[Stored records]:
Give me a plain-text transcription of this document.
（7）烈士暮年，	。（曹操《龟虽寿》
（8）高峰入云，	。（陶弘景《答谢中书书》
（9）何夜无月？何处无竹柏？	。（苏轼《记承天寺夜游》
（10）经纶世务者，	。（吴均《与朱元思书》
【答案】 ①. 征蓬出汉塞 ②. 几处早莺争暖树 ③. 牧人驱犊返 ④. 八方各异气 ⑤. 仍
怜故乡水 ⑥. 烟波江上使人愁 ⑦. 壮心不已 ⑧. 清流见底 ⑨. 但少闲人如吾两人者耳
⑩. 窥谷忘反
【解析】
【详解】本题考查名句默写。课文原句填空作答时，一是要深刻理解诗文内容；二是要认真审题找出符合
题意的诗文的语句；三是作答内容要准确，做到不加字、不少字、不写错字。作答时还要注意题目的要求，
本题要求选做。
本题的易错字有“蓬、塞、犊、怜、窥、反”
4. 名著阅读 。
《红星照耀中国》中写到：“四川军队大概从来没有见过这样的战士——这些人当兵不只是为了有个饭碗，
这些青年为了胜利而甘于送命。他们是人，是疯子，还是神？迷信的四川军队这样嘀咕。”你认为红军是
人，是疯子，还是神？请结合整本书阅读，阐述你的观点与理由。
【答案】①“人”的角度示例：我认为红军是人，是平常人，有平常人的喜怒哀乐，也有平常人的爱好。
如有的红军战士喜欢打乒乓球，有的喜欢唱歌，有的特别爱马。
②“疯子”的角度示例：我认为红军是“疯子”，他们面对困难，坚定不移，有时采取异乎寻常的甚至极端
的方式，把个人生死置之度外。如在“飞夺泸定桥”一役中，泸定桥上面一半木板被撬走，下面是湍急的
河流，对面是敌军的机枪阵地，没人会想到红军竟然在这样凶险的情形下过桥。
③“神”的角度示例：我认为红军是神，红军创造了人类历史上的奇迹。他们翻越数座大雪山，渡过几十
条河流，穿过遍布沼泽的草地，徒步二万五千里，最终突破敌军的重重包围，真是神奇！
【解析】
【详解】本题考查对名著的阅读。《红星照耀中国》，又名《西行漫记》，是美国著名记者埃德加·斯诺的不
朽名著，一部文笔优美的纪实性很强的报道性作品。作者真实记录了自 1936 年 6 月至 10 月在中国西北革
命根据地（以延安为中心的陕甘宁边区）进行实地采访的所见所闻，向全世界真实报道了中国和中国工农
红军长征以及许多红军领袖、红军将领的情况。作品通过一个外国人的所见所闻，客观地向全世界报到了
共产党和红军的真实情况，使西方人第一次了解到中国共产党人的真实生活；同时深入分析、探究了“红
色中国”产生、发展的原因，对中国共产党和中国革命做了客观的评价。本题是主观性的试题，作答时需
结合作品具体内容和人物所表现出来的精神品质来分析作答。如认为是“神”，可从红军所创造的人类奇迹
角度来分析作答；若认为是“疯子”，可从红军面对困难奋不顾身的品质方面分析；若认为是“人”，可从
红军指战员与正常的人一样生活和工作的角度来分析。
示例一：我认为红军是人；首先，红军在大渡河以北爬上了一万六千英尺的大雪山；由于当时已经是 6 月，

[Required work]: Set every line of the listing down word for word.

[The result]:
Give me a plain-text transcription of this document.
（7）烈士暮年，	。（曹操《龟虽寿》
（8）高峰入云，	。（陶弘景《答谢中书书》
（9）何夜无月？何处无竹柏？	。（苏轼《记承天寺夜游》
（10）经纶世务者，	。（吴均《与朱元思书》
【答案】 ①. 征蓬出汉塞 ②. 几处早莺争暖树 ③. 牧人驱犊返 ④. 八方各异气 ⑤. 仍
怜故乡水 ⑥. 烟波江上使人愁 ⑦. 壮心不已 ⑧. 清流见底 ⑨. 但少闲人如吾两人者耳
⑩. 窥谷忘反
【解析】
【详解】本题考查名句默写。课文原句填空作答时，一是要深刻理解诗文内容；二是要认真审题找出符合
题意的诗文的语句；三是作答内容要准确，做到不加字、不少字、不写错字。作答时还要注意题目的要求，
本题要求选做。
本题的易错字有“蓬、塞、犊、怜、窥、反”
4. 名著阅读 。
《红星照耀中国》中写到：“四川军队大概从来没有见过这样的战士——这些人当兵不只是为了有个饭碗，
这些青年为了胜利而甘于送命。他们是人，是疯子，还是神？迷信的四川军队这样嘀咕。”你认为红军是
人，是疯子，还是神？请结合整本书阅读，阐述你的观点与理由。
【答案】①“人”的角度示例：我认为红军是人，是平常人，有平常人的喜怒哀乐，也有平常人的爱好。
如有的红军战士喜欢打乒乓球，有的喜欢唱歌，有的特别爱马。
②“疯子”的角度示例：我认为红军是“疯子”，他们面对困难，坚定不移，有时采取异乎寻常的甚至极端
的方式，把个人生死置之度外。如在“飞夺泸定桥”一役中，泸定桥上面一半木板被撬走，下面是湍急的
河流，对面是敌军的机枪阵地，没人会想到红军竟然在这样凶险的情形下过桥。
③“神”的角度示例：我认为红军是神，红军创造了人类历史上的奇迹。他们翻越数座大雪山，渡过几十
条河流，穿过遍布沼泽的草地，徒步二万五千里，最终突破敌军的重重包围，真是神奇！
【解析】
【详解】本题考查对名著的阅读。《红星照耀中国》，又名《西行漫记》，是美国著名记者埃德加·斯诺的不
朽名著，一部文笔优美的纪实性很强的报道性作品。作者真实记录了自 1936 年 6 月至 10 月在中国西北革
命根据地（以延安为中心的陕甘宁边区）进行实地采访的所见所闻，向全世界真实报道了中国和中国工农
红军长征以及许多红军领袖、红军将领的情况。作品通过一个外国人的所见所闻，客观地向全世界报到了
共产党和红军的真实情况，使西方人第一次了解到中国共产党人的真实生活；同时深入分析、探究了“红
色中国”产生、发展的原因，对中国共产党和中国革命做了客观的评价。本题是主观性的试题，作答时需
结合作品具体内容和人物所表现出来的精神品质来分析作答。如认为是“神”，可从红军所创造的人类奇迹
角度来分析作答；若认为是“疯子”，可从红军面对困难奋不顾身的品质方面分析；若认为是“人”，可从
红军指战员与正常的人一样生活和工作的角度来分析。
示例一：我认为红军是人；首先，红军在大渡河以北爬上了一万六千英尺的大雪山；由于当时已经是 6 月，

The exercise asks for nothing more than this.